Job: Your task is to filter the data below down to the lines holding "养阴清胃颗粒".
══ Input records ══
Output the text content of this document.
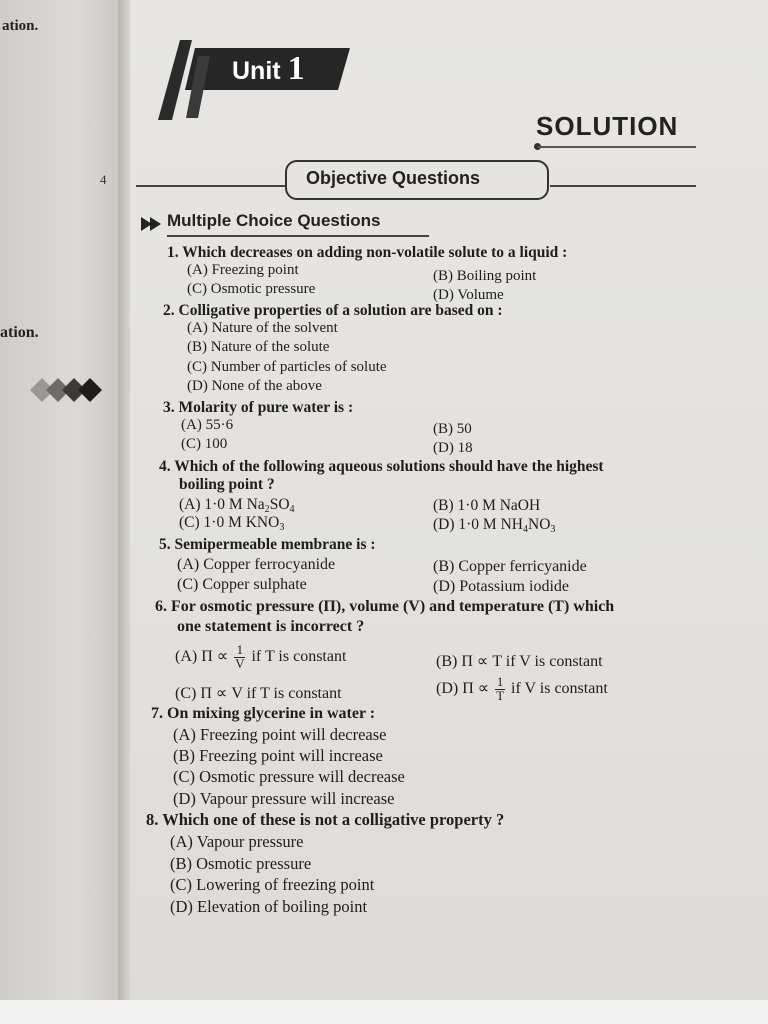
ation.
ation.
Unit 1
SOLUTION
4	Objective Questions
Multiple Choice Questions
1. Which decreases on adding non-volatile solute to a liquid :
(A) Freezing point	(B) Boiling point
(C) Osmotic pressure	(D) Volume
2. Colligative properties of a solution are based on :
(A) Nature of the solvent
(B) Nature of the solute
(C) Number of particles of solute
(D) None of the above
3. Molarity of pure water is :
(A) 55·6	(B) 50
(C) 100	(D) 18
4. Which of the following aqueous solutions should have the highest
boiling point ?
(A) 1·0 M $Na_2SO_4$	(B) 1·0 M NaOH
(C) 1·0 M $KNO_3$	(D) 1·0 M $NH_4NO_3$
5. Semipermeable membrane is :
(A) Copper ferrocyanide	(B) Copper ferricyanide
(C) Copper sulphate	(D) Potassium iodide
6. For osmotic pressure (Π), volume (V) and temperature (T) which
one statement is incorrect ?
(A) $\Pi \propto \frac{1}{V}$ if T is constant	(B) Π ∝ T if V is constant
(C) Π ∝ V if T is constant	(D) $\Pi \propto \frac{1}{T}$ if V is constant
7. On mixing glycerine in water :
(A) Freezing point will decrease
(B) Freezing point will increase
(C) Osmotic pressure will decrease
(D) Vapour pressure will increase
8. Which one of these is not a colligative property ?
(A) Vapour pressure
(B) Osmotic pressure
(C) Lowering of freezing point
(D) Elevation of boiling point
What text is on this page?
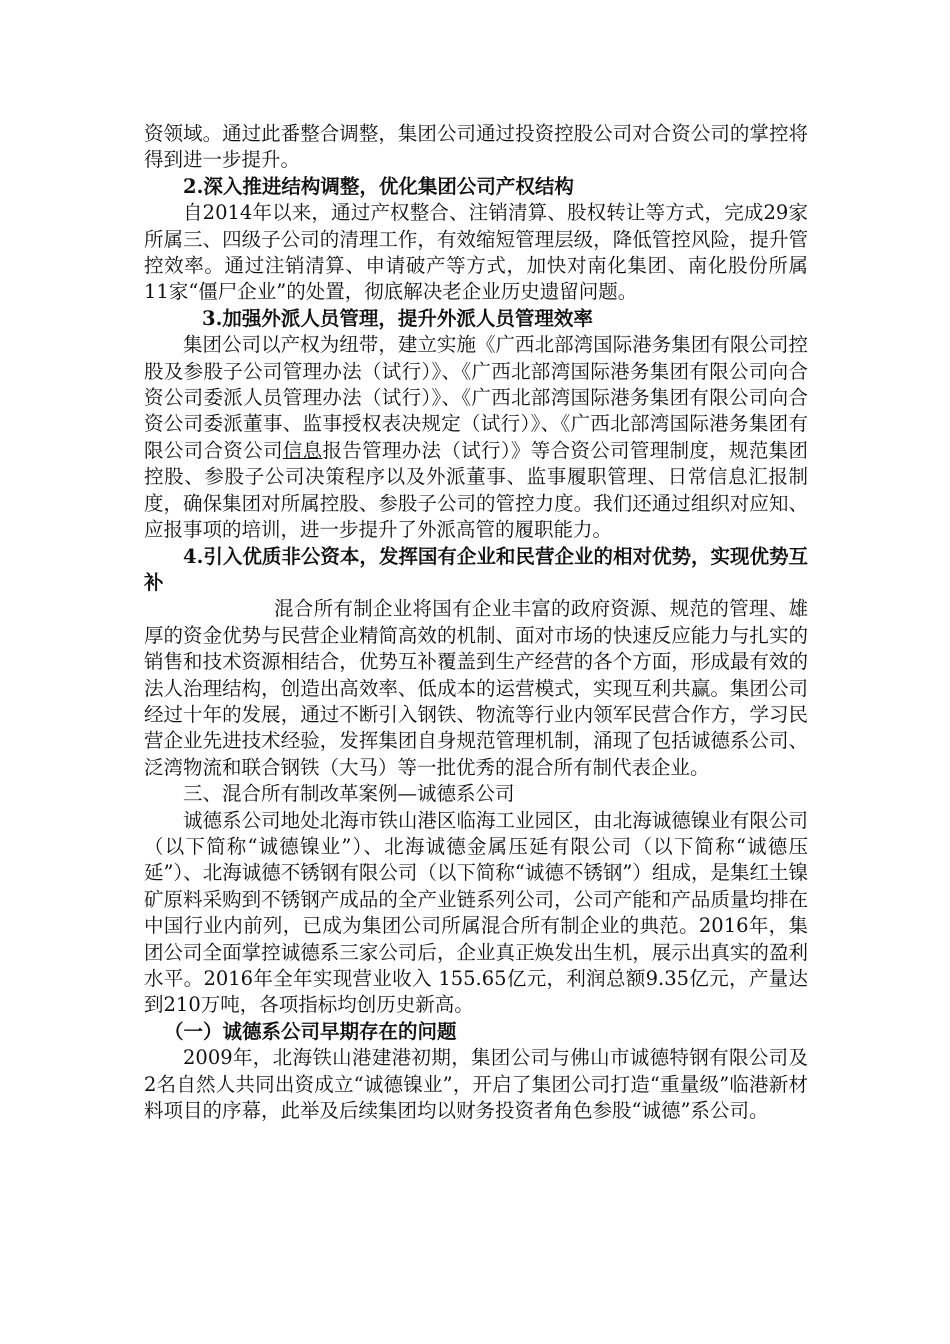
资领域。通过此番整合调整，集团公司通过投资控股公司对合资公司的掌控将得到进一步提升。

2.深入推进结构调整，优化集团公司产权结构

自2014年以来，通过产权整合、注销清算、股权转让等方式，完成29家所属三、四级子公司的清理工作，有效缩短管理层级，降低管控风险，提升管控效率。通过注销清算、申请破产等方式，加快对南化集团、南化股份所属11家“僵尸企业”的处置，彻底解决老企业历史遗留问题。

3.加强外派人员管理，提升外派人员管理效率

集团公司以产权为纽带，建立实施《广西北部湾国际港务集团有限公司控股及参股子公司管理办法（试行）》、《广西北部湾国际港务集团有限公司向合资公司委派人员管理办法（试行）》、《广西北部湾国际港务集团有限公司向合资公司委派董事、监事授权表决规定（试行）》、《广西北部湾国际港务集团有限公司合资公司信息报告管理办法（试行）》等合资公司管理制度，规范集团控股、参股子公司决策程序以及外派董事、监事履职管理、日常信息汇报制度，确保集团对所属控股、参股子公司的管控力度。我们还通过组织对应知、应报事项的培训，进一步提升了外派高管的履职能力。

4.引入优质非公资本，发挥国有企业和民营企业的相对优势，实现优势互补

混合所有制企业将国有企业丰富的政府资源、规范的管理、雄厚的资金优势与民营企业精简高效的机制、面对市场的快速反应能力与扎实的销售和技术资源相结合，优势互补覆盖到生产经营的各个方面，形成最有效的法人治理结构，创造出高效率、低成本的运营模式，实现互利共赢。集团公司经过十年的发展，通过不断引入钢铁、物流等行业内领军民营合作方，学习民营企业先进技术经验，发挥集团自身规范管理机制，涌现了包括诚德系公司、泛湾物流和联合钢铁（大马）等一批优秀的混合所有制代表企业。

三、混合所有制改革案例—诚德系公司

诚德系公司地处北海市铁山港区临海工业园区，由北海诚德镍业有限公司（以下简称“诚德镍业”）、北海诚德金属压延有限公司（以下简称“诚德压延”）、北海诚德不锈钢有限公司（以下简称“诚德不锈钢”）组成，是集红土镍矿原料采购到不锈钢产成品的全产业链系列公司，公司产能和产品质量均排在中国行业内前列，已成为集团公司所属混合所有制企业的典范。2016年，集团公司全面掌控诚德系三家公司后，企业真正焕发出生机，展示出真实的盈利水平。2016年全年实现营业收入 155.65亿元，利润总额9.35亿元，产量达到210万吨，各项指标均创历史新高。

（一）诚德系公司早期存在的问题

2009年，北海铁山港建港初期，集团公司与佛山市诚德特钢有限公司及2名自然人共同出资成立“诚德镍业”，开启了集团公司打造“重量级”临港新材料项目的序幕，此举及后续集团均以财务投资者角色参股“诚德”系公司。
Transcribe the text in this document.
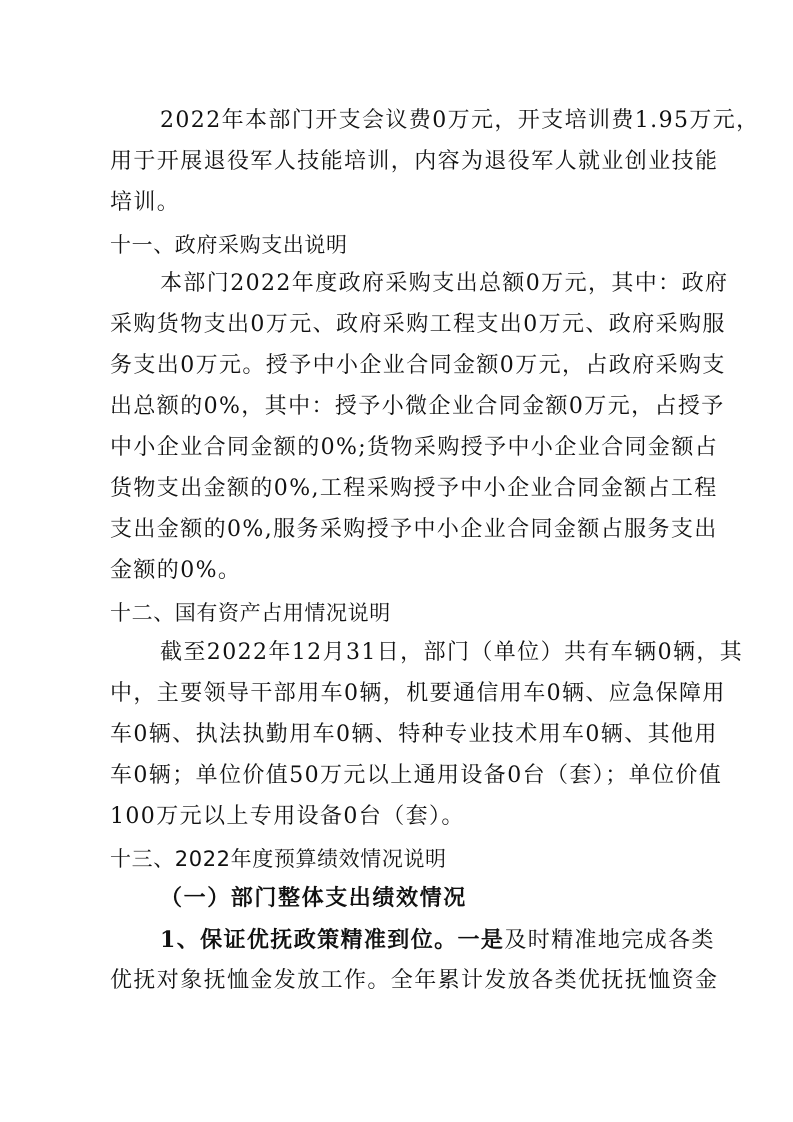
2022年本部门开支会议费0万元，开支培训费1.95万元，
用于开展退役军人技能培训，内容为退役军人就业创业技能
培训。
十一、政府采购支出说明
本部门2022年度政府采购支出总额0万元，其中：政府
采购货物支出0万元、政府采购工程支出0万元、政府采购服
务支出0万元。授予中小企业合同金额0万元，占政府采购支
出总额的0%，其中：授予小微企业合同金额0万元，占授予
中小企业合同金额的0%;货物采购授予中小企业合同金额占
货物支出金额的0%,工程采购授予中小企业合同金额占工程
支出金额的0%,服务采购授予中小企业合同金额占服务支出
金额的0%。
十二、国有资产占用情况说明
截至2022年12月31日，部门（单位）共有车辆0辆，其
中，主要领导干部用车0辆，机要通信用车0辆、应急保障用
车0辆、执法执勤用车0辆、特种专业技术用车0辆、其他用
车0辆；单位价值50万元以上通用设备0台（套）；单位价值
100万元以上专用设备0台（套）。
十三、2022年度预算绩效情况说明
（一）部门整体支出绩效情况
1、保证优抚政策精准到位。一是及时精准地完成各类
优抚对象抚恤金发放工作。全年累计发放各类优抚抚恤资金
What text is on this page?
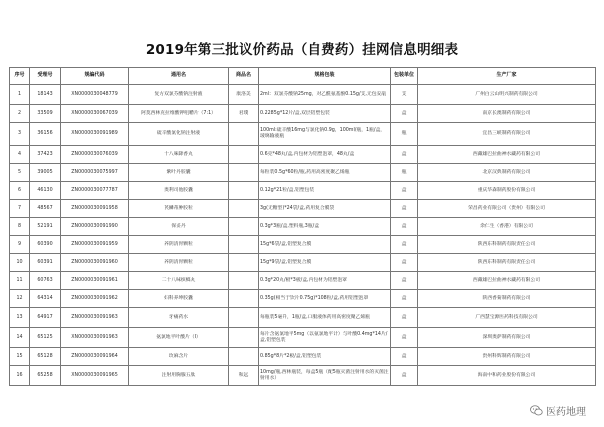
2019年第三批议价药品（自费药）挂网信息明细表
序号	受理号	规编代码	通用名	商品名	规格包装	包装单位	生产厂家
1	18143	XN0000030048779	复方双氯芬酸钠注射液	康洛美	2ml：双氯芬酸钠25mg，对乙酰氨基酚0.15g/支,无包安瓿	支	广州白云山明兴制药有限公司
2	33509	XN0000030067039	阿莫西林克拉维酸钾咀嚼片（7:1）	君璞	0.2285g*12片/盒,双层铝塑包装	盒	南京长澳制药有限公司
3	36156	XN0000030091989	硫辛酸氯化钠注射液		100ml:硫辛酸16mg与氯化钠0.9g，100ml/瓶，1瓶/盒，玻璃输液瓶	瓶	宜昌三峡制药有限公司
4	37423	ZN0000030076039	十八味降香丸		0.6克*48丸/盒,内包材为铝塑泡罩，48丸/盒	盒	西藏雄巴拉曲神水藏药有限公司
5	39005	ZN0000030075997	紫叶丹胶囊		每粒装0.5g*60粒/瓶,药用高密度聚乙烯瓶	瓶	北京汉典制药有限公司
6	46130	ZN0000030077787	奥利司他胶囊		0.12g*21粒/盒,铝塑包装	盒	重庆华森制药股份有限公司
7	48567	ZN0000030091958	芪鳞蒂肿胶粒		3g(无糖型)*24袋/盒,药用复合膜袋	盒	荣昌药业有限公司（贵州）有限公司
8	52191	ZN0000030091990	保妥丹		0.3g*3瓶/盒,塑料瓶,3瓶/盒	盒	余仁生（香港）有限公司
9	60390	ZN0000030091959	养阴清胃颗粒		15g*6袋/盒,铝塑复合膜	盒	陕西东科制药有限责任公司
10	60391	ZN0000030091960	养阴清胃颗粒		15g*9袋/盒,铝塑复合膜	盒	陕西东科制药有限责任公司
11	60763	ZN0000030091961	二十八味槟榔丸		0.3g*20丸/板*3板/盒,内包材为铝塑泡罩	盒	西藏雄巴拉曲神水藏药有限公司
12	64314	ZN0000030091962	妇科养坤胶囊		0.35g(相当于饮片0.75g)*108粒/盒,药用铝塑泡罩	盒	陕西香菊制药有限公司
13	64917	ZN0000030091963	牙痛药水		每瓶装5毫升，1瓶/盒,口服液体药用高密度聚乙烯瓶	盒	广西慧宝源医药科技有限公司
14	65125	XN0000030091963	氨氯地平叶酸片（Ⅰ）		每片含氨氯地平5mg（以氨氯地平计）与叶酸0.4mg*14片/盒,铝塑包装	盒	深圳奥萨制药有限公司
15	65128	ZN0000030091964	玫麻含片		0.85g*8片*2板/盒,铝塑包装	盒	贵州科辉制药有限公司
16	65258	XN0000030091965	注射用胸腺五肽	和远	10mg/瓶,西林瓶装，每盒5瓶（配5瓶灭菌注射用水的灭菌注射用水）	盒	海南中和药业股份有限公司
医药地理
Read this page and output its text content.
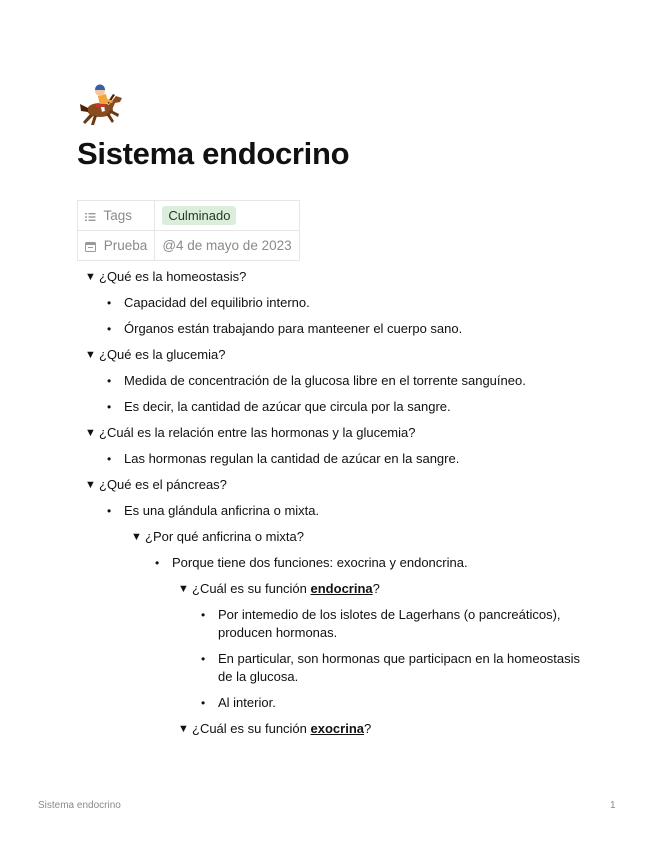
Sistema endocrino
Tags	Culminado
Prueba	@4 de mayo de 2023
▼ ¿Qué es la homeostasis?
• Capacidad del equilibrio interno.
• Órganos están trabajando para manteener el cuerpo sano.
▼ ¿Qué es la glucemia?
• Medida de concentración de la glucosa libre en el torrente sanguíneo.
• Es decir, la cantidad de azúcar que circula por la sangre.
▼ ¿Cuál es la relación entre las hormonas y la glucemia?
• Las hormonas regulan la cantidad de azúcar en la sangre.
▼ ¿Qué es el páncreas?
• Es una glándula anficrina o mixta.
▼ ¿Por qué anficrina o mixta?
• Porque tiene dos funciones: exocrina y endoncrina.
▼ ¿Cuál es su función endocrina?
• Por intemedio de los islotes de Lagerhans (o pancreáticos), producen hormonas.
• En particular, son hormonas que participacn en la homeostasis de la glucosa.
• Al interior.
▼ ¿Cuál es su función exocrina?
Sistema endocrino	1
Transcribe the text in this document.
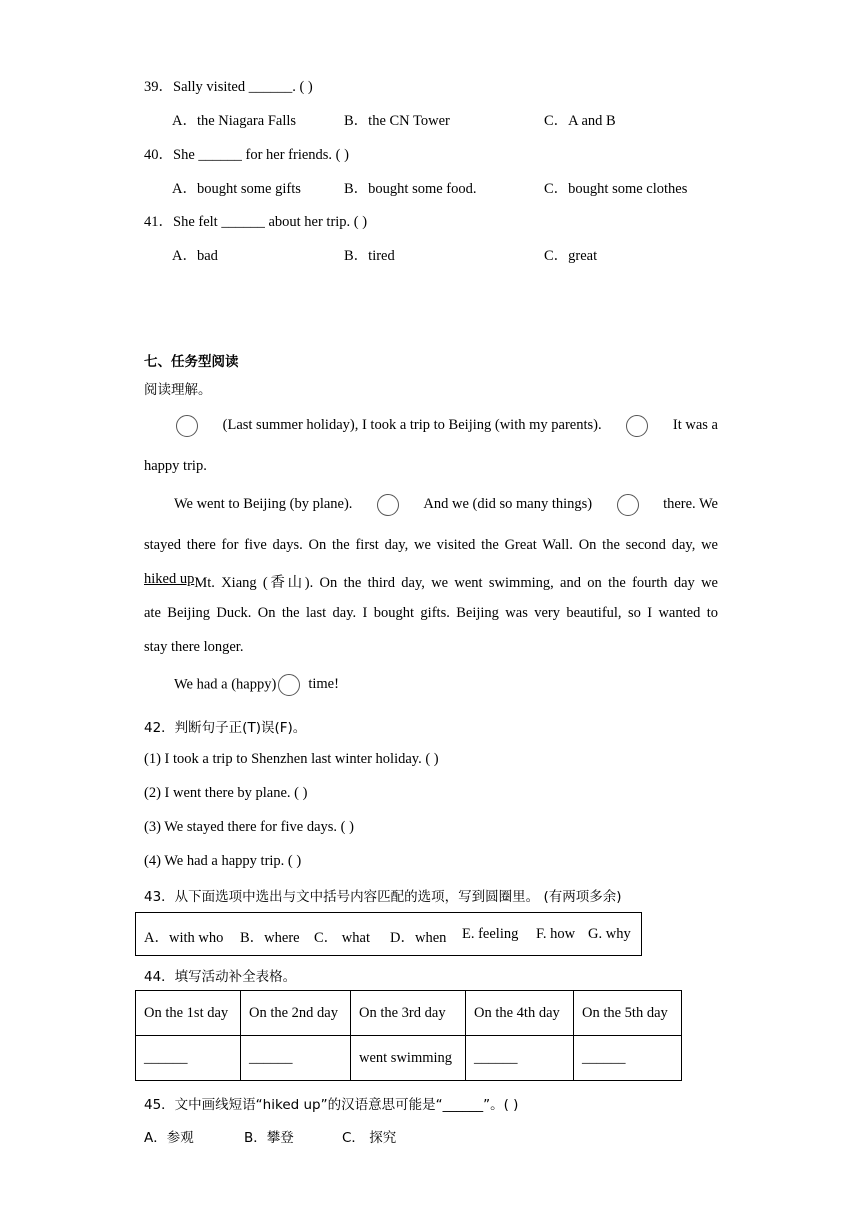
39．Sally visited ______. ( )
A．the Niagara Falls	B．the CN Tower	C．A and B
40．She ______ for her friends. ( )
A．bought some gifts	B．bought some food.	C．bought some clothes
41．She felt ______ about her trip. ( )
A．bad	B．tired	C．great
七、任务型阅读
阅读理解。
(Last summer holiday), I took a trip to Beijing (with my parents).	It was a
happy trip.
We went to Beijing (by plane).	And we (did so many things)	there. We
stayed there for five days. On the first day, we visited the Great Wall. On the second day, we
hiked up Mt. Xiang (香山). On the third day, we went swimming, and on the fourth day we
ate Beijing Duck. On the last day. I bought gifts. Beijing was very beautiful, so I wanted to
stay there longer.
We had a (happy) time!
42．判断句子正(T)误(F)。
(1) I took a trip to Shenzhen last winter holiday. ( )
(2) I went there by plane. ( )
(3) We stayed there for five days. ( )
(4) We had a happy trip. ( )
43．从下面选项中选出与文中括号内容匹配的选项，写到圆圈里。 (有两项多余)
A．with who B．where C． what D．when E. feeling F. how G. why
44．填写活动补全表格。
On the 1st day	On the 2nd day	On the 3rd day	On the 4th day	On the 5th day
______	______	went swimming	______	______
45．文中画线短语“hiked up”的汉语意思可能是“______”。( )
A．参观	B．攀登	C． 探究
═══
Solution to this exercise:
9	60390	ZN0000030091959	养阴清胃颗粒		15g*6袋/盒,铝塑复合膜	盒	陕西东科制药有限责任公司
10	60391	ZN0000030091960	养阴清胃颗粒		15g*9袋/盒,铝塑复合膜	盒	陕西东科制药有限责任公司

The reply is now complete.